#### Working data ####

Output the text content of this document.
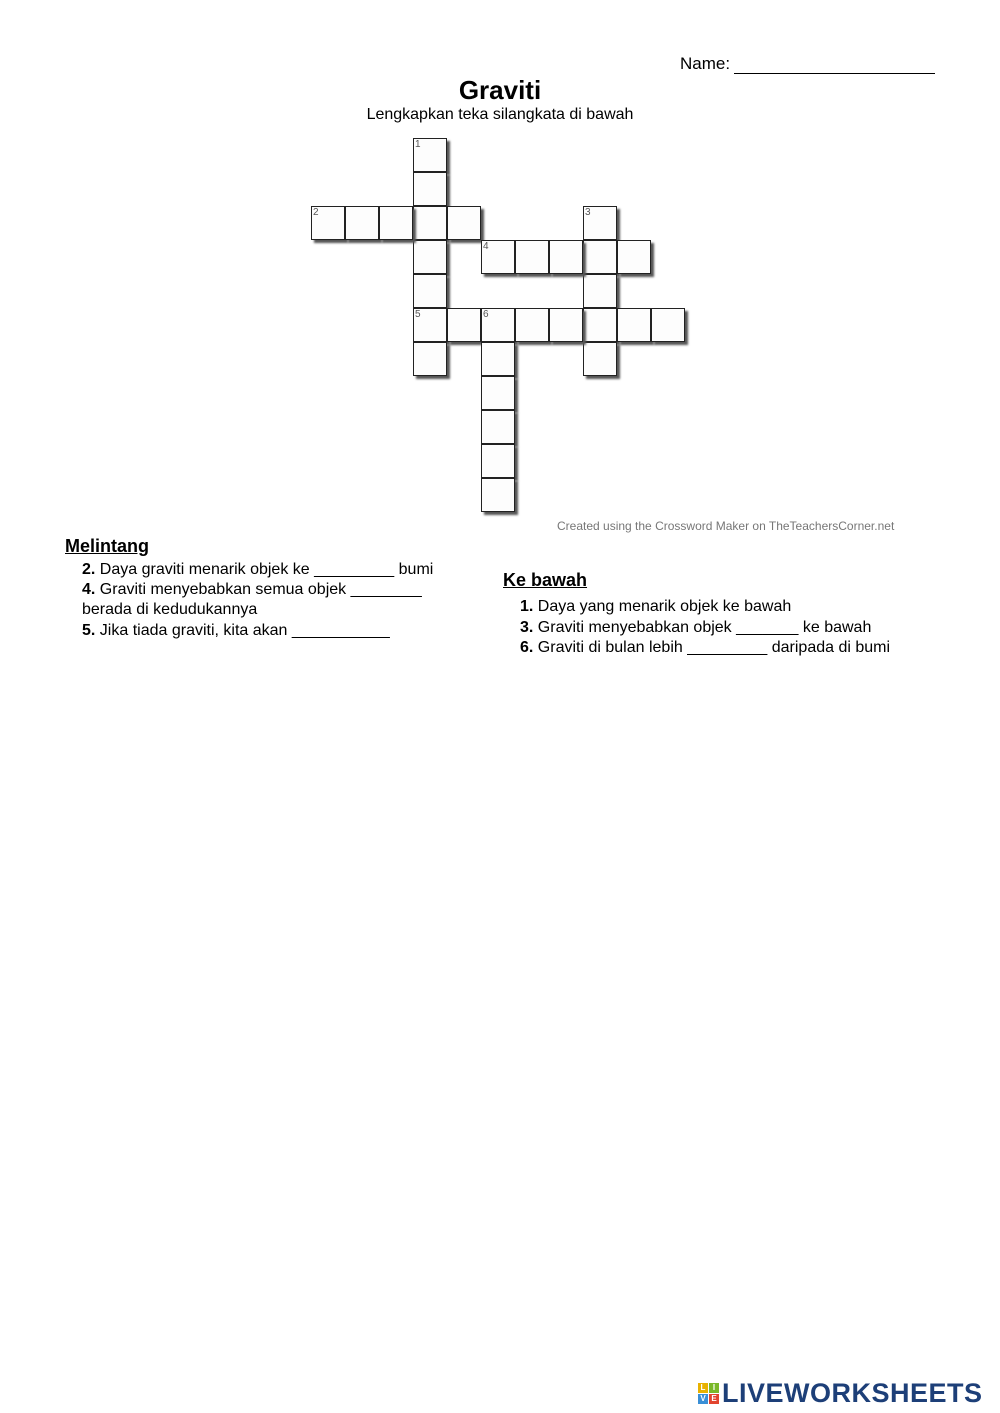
Name:
Graviti
Lengkapkan teka silangkata di bawah
1
5
2	3
4
6
Created using the Crossword Maker on TheTeachersCorner.net
Melintang
2. Daya graviti menarik objek ke _________ bumi
4. Graviti menyebabkan semua objek ________
berada di kedudukannya
5. Jika tiada graviti, kita akan ___________
Ke bawah
1. Daya yang menarik objek ke bawah
3. Graviti menyebabkan objek _______ ke bawah
6. Graviti di bulan lebih _________ daripada di bumi
L I
V E LIVEWORKSHEETS
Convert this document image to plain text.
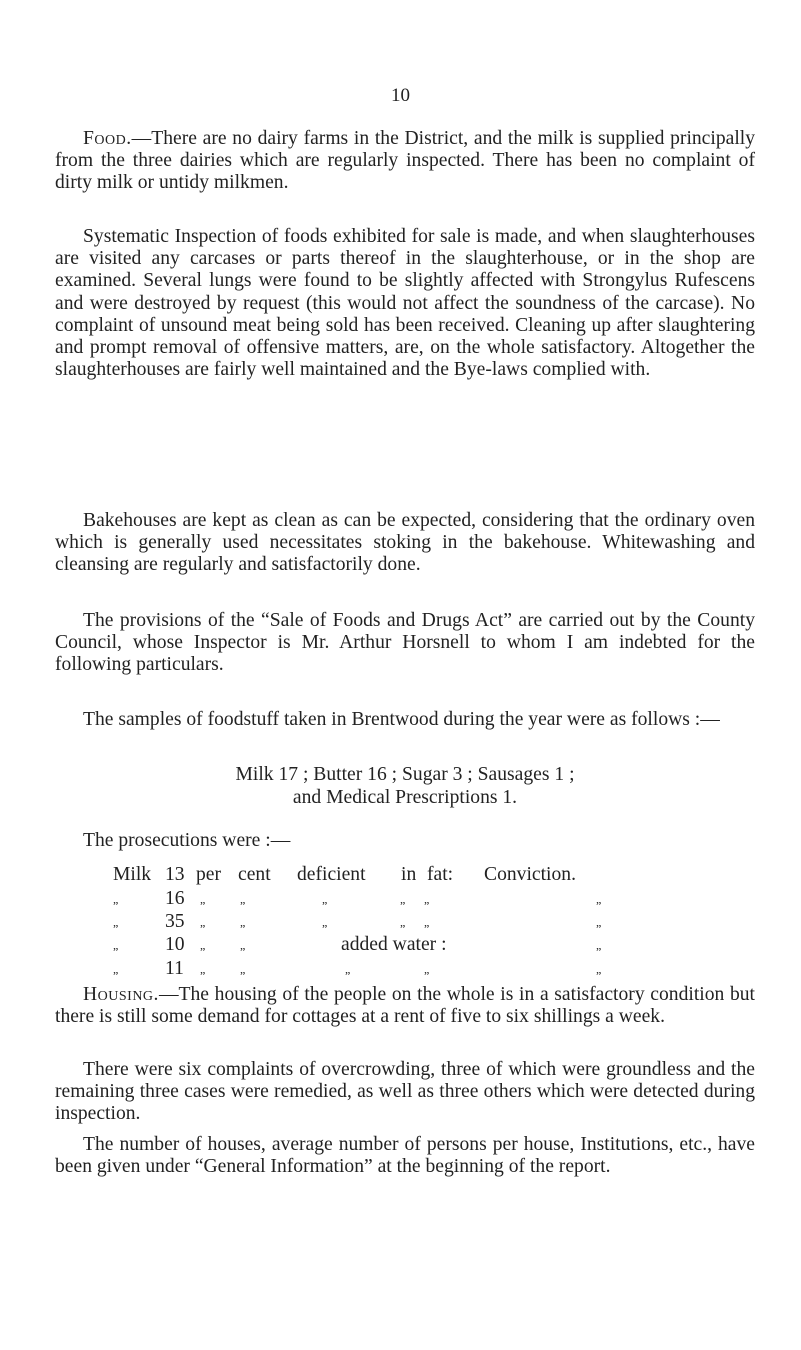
10

Food.—There are no dairy farms in the District, and the milk is supplied principally from the three dairies which are regularly inspected. There has been no complaint of dirty milk or untidy milkmen.

Systematic Inspection of foods exhibited for sale is made, and when slaughterhouses are visited any carcases or parts thereof in the slaughterhouse, or in the shop are examined. Several lungs were found to be slightly affected with Strongylus Rufescens and were destroyed by request (this would not affect the soundness of the carcase). No complaint of unsound meat being sold has been received. Cleaning up after slaughtering and prompt removal of offensive matters, are, on the whole satisfactory. Altogether the slaughterhouses are fairly well maintained and the Bye-laws complied with.

Bakehouses are kept as clean as can be expected, considering that the ordinary oven which is generally used necessitates stoking in the bakehouse. Whitewashing and cleansing are regularly and satisfactorily done.

The provisions of the “Sale of Foods and Drugs Act” are carried out by the County Council, whose Inspector is Mr. Arthur Horsnell to whom I am indebted for the following particulars.

The samples of foodstuff taken in Brentwood during the year were as follows :—

Milk 17 ; Butter 16 ; Sugar 3 ; Sausages 1 ;

and Medical Prescriptions 1.

The prosecutions were :—

Milk 13 per cent deficient in fat: Conviction.
„ 16 „	„	„	„ „	„
„ 35 „	„	„	„ „	„
„ 10 „	„	added water :	„
„ 11 „	„	„	„	„

Housing.—The housing of the people on the whole is in a satisfactory condition but there is still some demand for cottages at a rent of five to six shillings a week.

There were six complaints of overcrowding, three of which were groundless and the remaining three cases were remedied, as well as three others which were detected during inspection.

The number of houses, average number of persons per house, Institutions, etc., have been given under “General Information” at the beginning of the report.
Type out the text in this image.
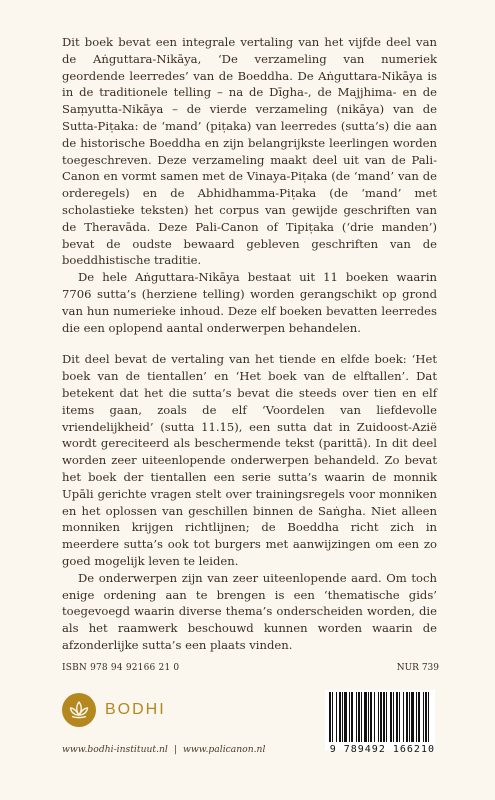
Dit boek bevat een integrale vertaling van het vijfde deel van de Aṅguttara-Nikāya, ‘De verzameling van numeriek geordende leerredes’ van de Boeddha. De Aṅguttara-Nikāya is in de traditionele telling – na de Dīgha-, de Majjhima- en de Saṃyutta-Nikāya – de vierde verzameling (nikāya) van de Sutta-Piṭaka: de ‘mand’ (piṭaka) van leerredes (sutta’s) die aan de historische Boeddha en zijn belangrijkste leerlingen worden toegeschreven. Deze verzameling maakt deel uit van de Pali-Canon en vormt samen met de Vinaya-Piṭaka (de ‘mand’ van de orderegels) en de Abhidhamma-Piṭaka (de ‘mand’ met scholastieke teksten) het corpus van gewijde geschriften van de Theravāda. Deze Pali-Canon of Tipiṭaka (‘drie manden’) bevat de oudste bewaard gebleven geschriften van de boeddhistische traditie.

De hele Aṅguttara-Nikāya bestaat uit 11 boeken waarin 7706 sutta’s (herziene telling) worden gerangschikt op grond van hun numerieke inhoud. Deze elf boeken bevatten leerredes die een oplopend aantal onderwerpen behandelen.

Dit deel bevat de vertaling van het tiende en elfde boek: ‘Het boek van de tientallen’ en ‘Het boek van de elftallen’. Dat betekent dat het die sutta’s bevat die steeds over tien en elf items gaan, zoals de elf ‘Voordelen van liefdevolle vriendelijkheid’ (sutta 11.15), een sutta dat in Zuidoost-Azië wordt gereciteerd als beschermende tekst (parittā). In dit deel worden zeer uiteenlopende onderwerpen behandeld. Zo bevat het boek der tientallen een serie sutta’s waarin de monnik Upāli gerichte vragen stelt over trainingsregels voor monniken en het oplossen van geschillen binnen de Saṅgha. Niet alleen monniken krijgen richtlijnen; de Boeddha richt zich in meerdere sutta’s ook tot burgers met aanwijzingen om een zo goed mogelijk leven te leiden.

De onderwerpen zijn van zeer uiteenlopende aard. Om toch enige ordening aan te brengen is een ‘thematische gids’ toegevoegd waarin diverse thema’s onderscheiden worden, die als het raamwerk beschouwd kunnen worden waarin de afzonderlijke sutta’s een plaats vinden.

ISBN 978 94 92166 21 0	NUR 739
BODHI
www.bodhi-instituut.nl | www.palicanon.nl	9 789492 166210
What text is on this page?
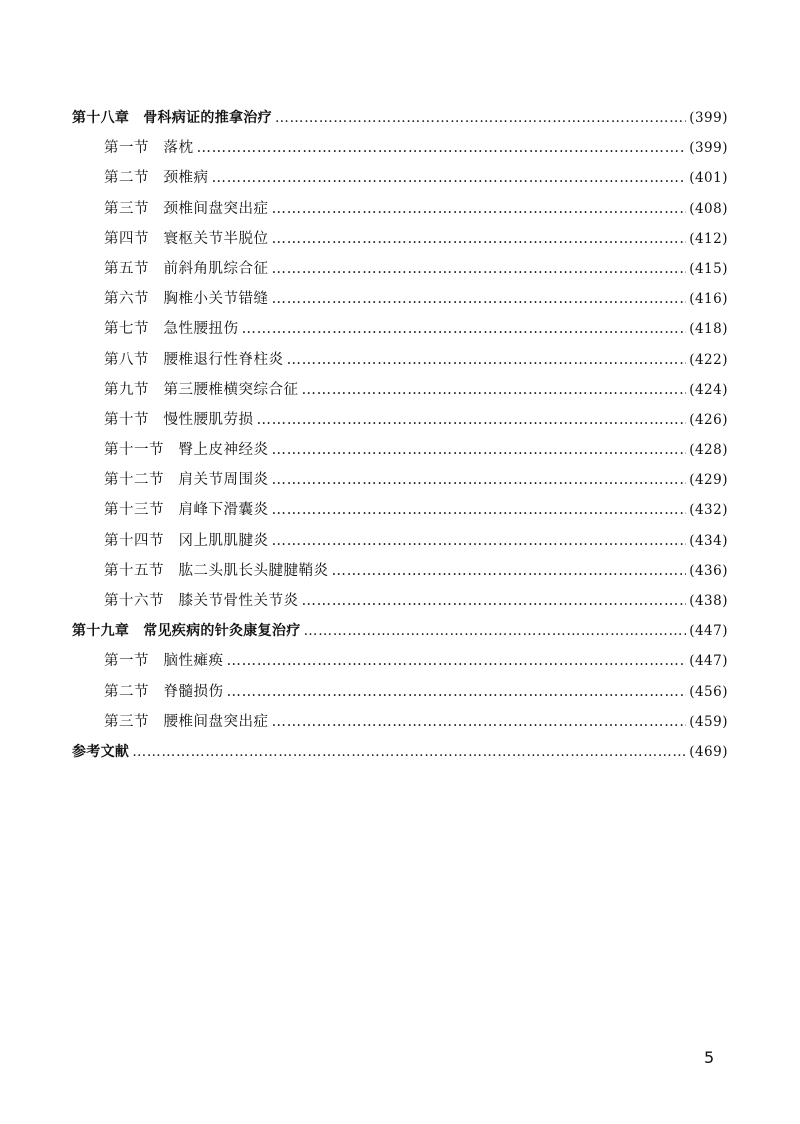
第十八章 骨科病证的推拿治疗 …………………………………………………………………………………………………………………………………………………………………………………………	(399)
第一节 落枕 …………………………………………………………………………………………………………………………………………………………………………………………	(399)
第二节 颈椎病 …………………………………………………………………………………………………………………………………………………………………………………………	(401)
第三节 颈椎间盘突出症 …………………………………………………………………………………………………………………………………………………………………………………………	(408)
第四节 寰枢关节半脱位 …………………………………………………………………………………………………………………………………………………………………………………………	(412)
第五节 前斜角肌综合征 …………………………………………………………………………………………………………………………………………………………………………………………	(415)
第六节 胸椎小关节错缝 …………………………………………………………………………………………………………………………………………………………………………………………	(416)
第七节 急性腰扭伤 …………………………………………………………………………………………………………………………………………………………………………………………	(418)
第八节 腰椎退行性脊柱炎 …………………………………………………………………………………………………………………………………………………………………………………………	(422)
第九节 第三腰椎横突综合征 …………………………………………………………………………………………………………………………………………………………………………………………	(424)
第十节 慢性腰肌劳损 …………………………………………………………………………………………………………………………………………………………………………………………	(426)
第十一节 臀上皮神经炎 …………………………………………………………………………………………………………………………………………………………………………………………	(428)
第十二节 肩关节周围炎 …………………………………………………………………………………………………………………………………………………………………………………………	(429)
第十三节 肩峰下滑囊炎 …………………………………………………………………………………………………………………………………………………………………………………………	(432)
第十四节 冈上肌肌腱炎 …………………………………………………………………………………………………………………………………………………………………………………………	(434)
第十五节 肱二头肌长头腱腱鞘炎 …………………………………………………………………………………………………………………………………………………………………………………………	(436)
第十六节 膝关节骨性关节炎 …………………………………………………………………………………………………………………………………………………………………………………………	(438)
第十九章 常见疾病的针灸康复治疗 …………………………………………………………………………………………………………………………………………………………………………………………	(447)
第一节 脑性瘫痪 …………………………………………………………………………………………………………………………………………………………………………………………	(447)
第二节 脊髓损伤 …………………………………………………………………………………………………………………………………………………………………………………………	(456)
第三节 腰椎间盘突出症 …………………………………………………………………………………………………………………………………………………………………………………………	(459)
参考文献 …………………………………………………………………………………………………………………………………………………………………………………………	(469)
5
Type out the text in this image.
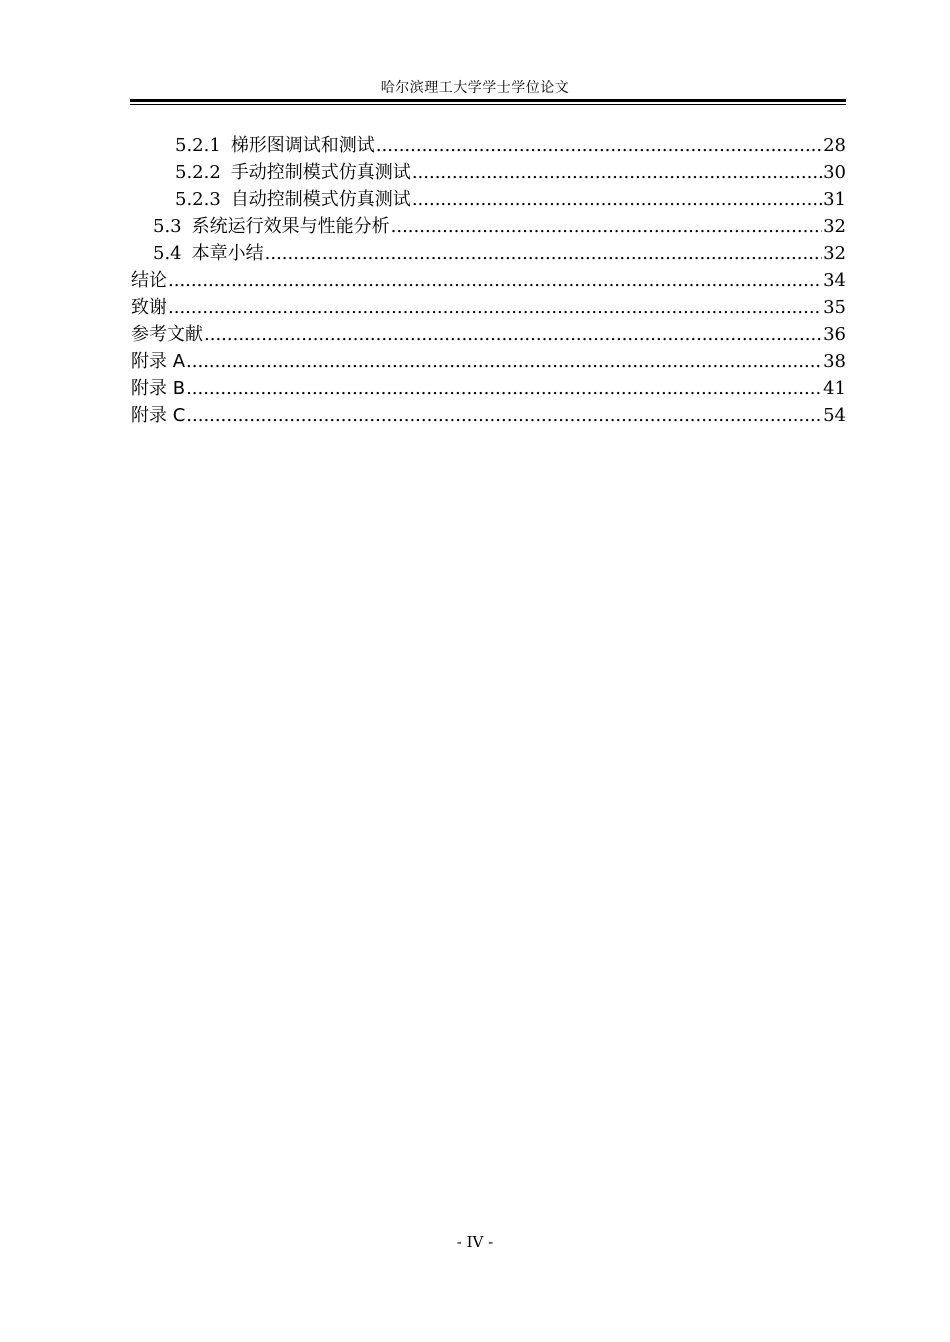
哈尔滨理工大学学士学位论文
5.2.1 梯形图调试和测试 .....	28
5.2.2 手动控制模式仿真测试 .....	30
5.2.3 自动控制模式仿真测试 .....	31
5.3 系统运行效果与性能分析 .....	32
5.4 本章小结 .....	32
结论 .....	34
致谢 .....	35
参考文献 .....	36
附录 A .....	38
附录 B .....	41
附录 C .....	54
- IV -
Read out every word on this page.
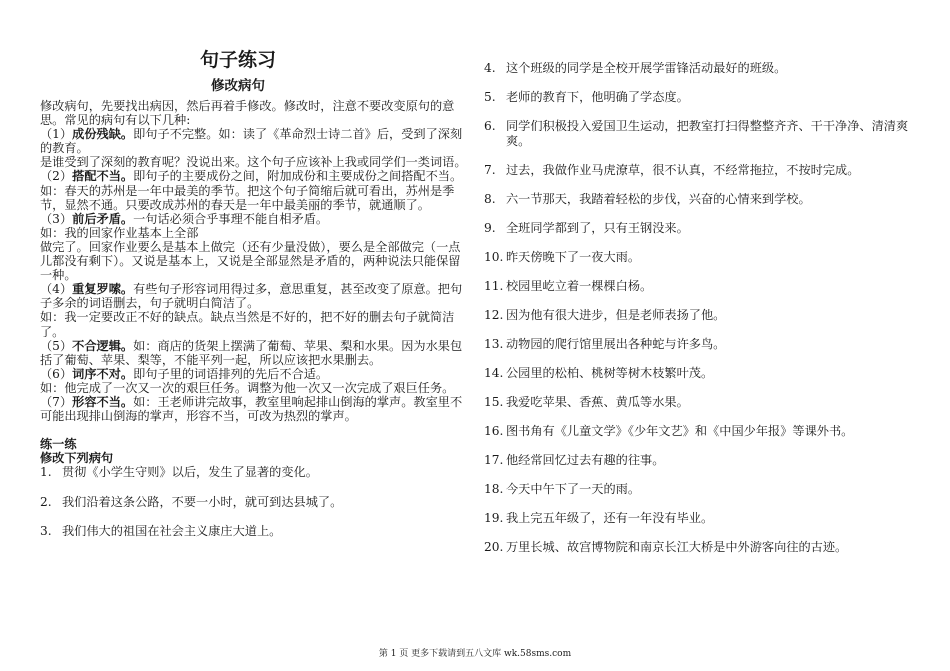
句子练习
修改病句

修改病句，先要找出病因，然后再着手修改。修改时，注意不要改变原句的意思。常见的病句有以下几种:

（1）成份残缺。即句子不完整。如：读了《革命烈士诗二首》后，受到了深刻的教育。

是谁受到了深刻的教育呢？没说出来。这个句子应该补上我或同学们一类词语。

（2）搭配不当。即句子的主要成份之间，附加成份和主要成份之间搭配不当。

如：春天的苏州是一年中最美的季节。把这个句子简缩后就可看出，苏州是季节，显然不通。只要改成苏州的春天是一年中最美丽的季节，就通顺了。

（3）前后矛盾。一句话必须合乎事理不能自相矛盾。

如：我的回家作业基本上全部

做完了。回家作业要么是基本上做完（还有少量没做），要么是全部做完（一点儿都没有剩下）。又说是基本上，又说是全部显然是矛盾的，两种说法只能保留一种。

（4）重复罗嗦。有些句子形容词用得过多，意思重复，甚至改变了原意。把句子多余的词语删去，句子就明白简洁了。

如：我一定要改正不好的缺点。缺点当然是不好的，把不好的删去句子就简洁了。

（5）不合逻辑。如：商店的货架上摆满了葡萄、苹果、梨和水果。因为水果包括了葡萄、苹果、梨等，不能平列一起，所以应该把水果删去。

（6）词序不对。即句子里的词语排列的先后不合适。

如：他完成了一次又一次的艰巨任务。调整为他一次又一次完成了艰巨任务。

（7）形容不当。如：王老师讲完故事，教室里响起排山倒海的掌声。教室里不可能出现排山倒海的掌声，形容不当，可改为热烈的掌声。

练一练

修改下列病句

1. 贯彻《小学生守则》以后，发生了显著的变化。
2. 我们沿着这条公路，不要一小时，就可到达县城了。
3. 我们伟大的祖国在社会主义康庄大道上。
4. 这个班级的同学是全校开展学雷锋活动最好的班级。
5. 老师的教育下，他明确了学态度。
6. 同学们积极投入爱国卫生运动，把教室打扫得整整齐齐、干干净净、清清爽爽。
7. 过去，我做作业马虎潦草，很不认真，不经常拖拉，不按时完成。
8. 六一节那天，我踏着轻松的步伐，兴奋的心情来到学校。
9. 全班同学都到了，只有王钢没来。
10. 昨天傍晚下了一夜大雨。
11. 校园里屹立着一棵棵白杨。
12. 因为他有很大进步，但是老师表扬了他。
13. 动物园的爬行馆里展出各种蛇与许多鸟。
14. 公园里的松柏、桃树等树木枝繁叶茂。
15. 我爱吃苹果、香蕉、黄瓜等水果。
16. 图书角有《儿童文学》《少年文艺》和《中国少年报》等课外书。
17. 他经常回忆过去有趣的往事。
18. 今天中午下了一天的雨。
19. 我上完五年级了，还有一年没有毕业。
20. 万里长城、故宫博物院和南京长江大桥是中外游客向往的古迹。
第 1 页 更多下载请到五八文库 wk.58sms.com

####

Short exercise
Work through the records line by line and tally those with the word "text". Report only the total.

Exercise solution
5